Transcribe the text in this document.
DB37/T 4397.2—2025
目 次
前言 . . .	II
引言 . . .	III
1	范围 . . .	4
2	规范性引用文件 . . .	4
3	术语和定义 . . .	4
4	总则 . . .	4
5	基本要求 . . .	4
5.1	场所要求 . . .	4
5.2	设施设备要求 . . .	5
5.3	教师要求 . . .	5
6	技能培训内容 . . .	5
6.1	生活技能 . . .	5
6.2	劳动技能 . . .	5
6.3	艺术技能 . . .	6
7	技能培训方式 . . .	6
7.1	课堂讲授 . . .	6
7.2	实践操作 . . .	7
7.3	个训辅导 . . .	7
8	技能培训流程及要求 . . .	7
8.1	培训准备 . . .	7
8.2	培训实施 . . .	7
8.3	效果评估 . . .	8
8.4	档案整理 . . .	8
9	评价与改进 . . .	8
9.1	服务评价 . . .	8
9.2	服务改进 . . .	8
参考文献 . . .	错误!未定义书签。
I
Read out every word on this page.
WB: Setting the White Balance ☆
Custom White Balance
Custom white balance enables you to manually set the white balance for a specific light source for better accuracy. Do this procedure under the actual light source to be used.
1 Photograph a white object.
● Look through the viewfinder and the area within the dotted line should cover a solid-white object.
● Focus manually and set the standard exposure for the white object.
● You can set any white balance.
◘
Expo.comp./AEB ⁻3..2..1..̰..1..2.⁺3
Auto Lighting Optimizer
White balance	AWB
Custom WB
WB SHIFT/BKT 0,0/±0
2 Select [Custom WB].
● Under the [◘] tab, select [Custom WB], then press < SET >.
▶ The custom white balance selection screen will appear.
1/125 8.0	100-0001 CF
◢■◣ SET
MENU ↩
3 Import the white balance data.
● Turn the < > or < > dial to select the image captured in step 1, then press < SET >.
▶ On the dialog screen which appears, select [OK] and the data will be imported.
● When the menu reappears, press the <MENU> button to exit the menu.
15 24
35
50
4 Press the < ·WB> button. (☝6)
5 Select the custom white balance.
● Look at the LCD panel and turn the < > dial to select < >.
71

────────

■ TASK OBJECTIVE ■
Reproduce every line above without error.

■ RESULT OF THIS TASK ■
Transcribe the text in this document.
DB37/T 4397.2—2025
目 次
前言 . . .	II
引言 . . .	III
1	范围 . . .	4
2	规范性引用文件 . . .	4
3	术语和定义 . . .	4
4	总则 . . .	4
5	基本要求 . . .	4
5.1	场所要求 . . .	4
5.2	设施设备要求 . . .	5
5.3	教师要求 . . .	5
6	技能培训内容 . . .	5
6.1	生活技能 . . .	5
6.2	劳动技能 . . .	5
6.3	艺术技能 . . .	6
7	技能培训方式 . . .	6
7.1	课堂讲授 . . .	6
7.2	实践操作 . . .	7
7.3	个训辅导 . . .	7
8	技能培训流程及要求 . . .	7
8.1	培训准备 . . .	7
8.2	培训实施 . . .	7
8.3	效果评估 . . .	8
8.4	档案整理 . . .	8
9	评价与改进 . . .	8
9.1	服务评价 . . .	8
9.2	服务改进 . . .	8
参考文献 . . .	错误!未定义书签。
I
Read out every word on this page.
WB: Setting the White Balance ☆
Custom White Balance
Custom white balance enables you to manually set the white balance for a specific light source for better accuracy. Do this procedure under the actual light source to be used.
1 Photograph a white object.
● Look through the viewfinder and the area within the dotted line should cover a solid-white object.
● Focus manually and set the standard exposure for the white object.
● You can set any white balance.
◘
Expo.comp./AEB ⁻3..2..1..̰..1..2.⁺3
Auto Lighting Optimizer
White balance	AWB
Custom WB
WB SHIFT/BKT 0,0/±0
2 Select [Custom WB].
● Under the [◘] tab, select [Custom WB], then press < SET >.
▶ The custom white balance selection screen will appear.
1/125 8.0	100-0001 CF
◢■◣ SET
MENU ↩
3 Import the white balance data.
● Turn the < > or < > dial to select the image captured in step 1, then press < SET >.
▶ On the dialog screen which appears, select [OK] and the data will be imported.
● When the menu reappears, press the <MENU> button to exit the menu.
15 24
35
50
4 Press the < ·WB> button. (☝6)
5 Select the custom white balance.
● Look at the LCD panel and turn the < > dial to select < >.
71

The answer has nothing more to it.